§ PASSAGE
+ + + + + + +
A claim for damages under TILA must be brought within one year from the alleged violation of the statute. 15 U.S.C. § 1640(e); see also Keiran v. Home Capital, Inc., 720 F.3d 721, 726 (8th Cir.2013). TILA also creates a right of rescission that expires, at the latest, three years after the execution of the loan, "notwithstanding the fact that the information and forms required under [TILA] have not been delivered to the obligor." § 1635(f); see also Rand Corp. v. Yer Song Moua, 559 F.3d 842, 846 (8th Cir.2009). Here, Johnson's note was executed in March 2007, and all of the alleged TILA violations occurred at or prior to the closing. Therefore, even under the three-year statute of limitations, any cause of action Johnson had under TILA expired in 2010.

Johnson's TILA claim is dismissed.

B. "Standing under FRCP 17"
+ + + + + + +
§ YOUR OBJECTIVE
Edit the passage on the TILA time limits, starting with "A claim for" and going on through "claim is dismissed.", and write that part again with "cancellation" in place of "rescission".
+ + + + + + +
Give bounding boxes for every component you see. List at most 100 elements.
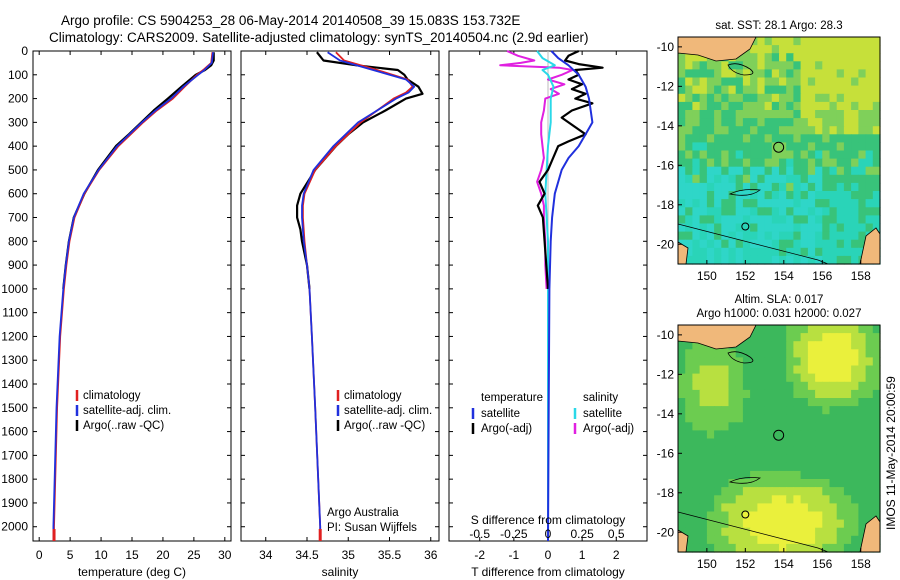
map-cell (843, 118, 852, 127)
map-cell (779, 527, 787, 537)
salinity-xtick-label: 35 (342, 548, 356, 562)
map-cell (786, 357, 794, 367)
map-cell (757, 325, 766, 334)
map-cell (807, 325, 816, 334)
map-cell (750, 126, 758, 135)
map-cell (858, 406, 867, 415)
map-cell (865, 45, 874, 54)
difference-series-salinity-argo-adj- (499, 50, 574, 289)
map-cell (779, 118, 787, 127)
depth-tick-label: 1600 (1, 425, 28, 439)
depth-tick-label: 900 (8, 258, 28, 272)
map-cell (728, 495, 737, 504)
map-cell (872, 406, 881, 415)
map-cell (865, 85, 874, 95)
map-cell (822, 527, 831, 537)
map-cell (692, 174, 701, 184)
map-cell (779, 341, 787, 350)
map-cell (750, 182, 758, 192)
map-cell (865, 503, 874, 513)
map-cell (843, 239, 852, 249)
map-cell (829, 118, 838, 127)
map-cell (757, 454, 766, 464)
map-cell (800, 470, 809, 480)
map-cell (750, 110, 758, 119)
map-cell (858, 215, 867, 225)
map-cell (786, 126, 794, 135)
map-cell (742, 414, 751, 423)
map-cell (865, 446, 874, 456)
map-cell (728, 511, 737, 521)
map-cell (714, 487, 722, 496)
map-cell (757, 142, 766, 152)
map-cell (764, 93, 773, 103)
map-cell (779, 158, 787, 168)
map-cell (764, 158, 773, 168)
temperature-xtick-label: 5 (67, 548, 74, 562)
map-cell (685, 215, 693, 225)
map-cell (793, 61, 802, 70)
map-cell (714, 166, 722, 176)
sst-map-ytick-label: -20 (657, 237, 675, 251)
map-cell (678, 422, 686, 431)
map-cell (728, 101, 737, 111)
map-cell (779, 470, 787, 480)
map-cell (750, 543, 758, 553)
map-cell (699, 381, 708, 391)
map-cell (793, 422, 802, 431)
map-cell (692, 381, 701, 391)
map-cell (815, 223, 823, 233)
map-cell (851, 207, 859, 216)
map-cell (692, 479, 701, 488)
map-cell (685, 231, 693, 241)
map-cell (836, 142, 845, 152)
map-cell (815, 182, 823, 192)
map-cell (714, 118, 722, 127)
map-cell (706, 93, 715, 103)
map-cell (858, 446, 867, 456)
map-cell (786, 69, 794, 79)
map-cell (822, 37, 831, 46)
map-cell (786, 543, 794, 553)
map-cell (851, 239, 859, 249)
map-cell (771, 239, 780, 249)
map-cell (742, 77, 751, 87)
map-cell (757, 389, 766, 399)
map-cell (771, 199, 780, 208)
depth-tick-label: 300 (8, 115, 28, 129)
map-cell (822, 454, 831, 464)
map-cell (807, 479, 816, 488)
map-cell (843, 341, 852, 350)
salinity-xtick-label: 34.5 (295, 548, 319, 562)
sst-map-field (678, 37, 881, 265)
map-cell (678, 93, 686, 103)
map-cell (865, 174, 874, 184)
map-cell (692, 430, 701, 440)
map-cell (786, 174, 794, 184)
map-cell (815, 462, 823, 472)
map-cell (836, 174, 845, 184)
map-cell (843, 199, 852, 208)
map-cell (764, 255, 773, 265)
sla-map-title: Altim. SLA: 0.017 (735, 294, 824, 306)
map-cell (851, 479, 859, 488)
map-cell (807, 215, 816, 225)
map-cell (735, 247, 744, 257)
map-cell (678, 495, 686, 504)
map-cell (678, 231, 686, 241)
map-cell (865, 150, 874, 160)
map-cell (735, 511, 744, 521)
map-cell (858, 101, 867, 111)
map-cell (822, 462, 831, 472)
map-cell (750, 470, 758, 480)
map-cell (815, 479, 823, 488)
map-cell (815, 142, 823, 152)
map-cell (836, 207, 845, 216)
map-cell (829, 85, 838, 95)
map-cell (757, 406, 766, 415)
map-cell (714, 503, 722, 513)
depth-tick-label: 1800 (1, 472, 28, 486)
map-cell (706, 110, 715, 119)
map-cell (764, 182, 773, 192)
map-cell (800, 150, 809, 160)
+ + + + + + +
§ SOLVED PROBLEM
A claim for damages under TILA must be brought within one year from the alleged violation of the statute. 15 U.S.C. § 1640(e); see also Keiran v. Home Capital, Inc., 720 F.3d 721, 726 (8th Cir.2013). TILA also creates a right of cancellation that expires, at the latest, three years after the execution of the loan, "notwithstanding the fact that the information and forms required under [TILA] have not been delivered to the obligor." § 1635(f); see also Rand Corp. v. Yer Song Moua, 559 F.3d 842, 846 (8th Cir.2009). Here, Johnson's note was executed in March 2007, and all of the alleged TILA violations occurred at or prior to the closing. Therefore, even under the three-year statute of limitations, any cause of action Johnson had under TILA expired in 2010.

Johnson's TILA claim is dismissed.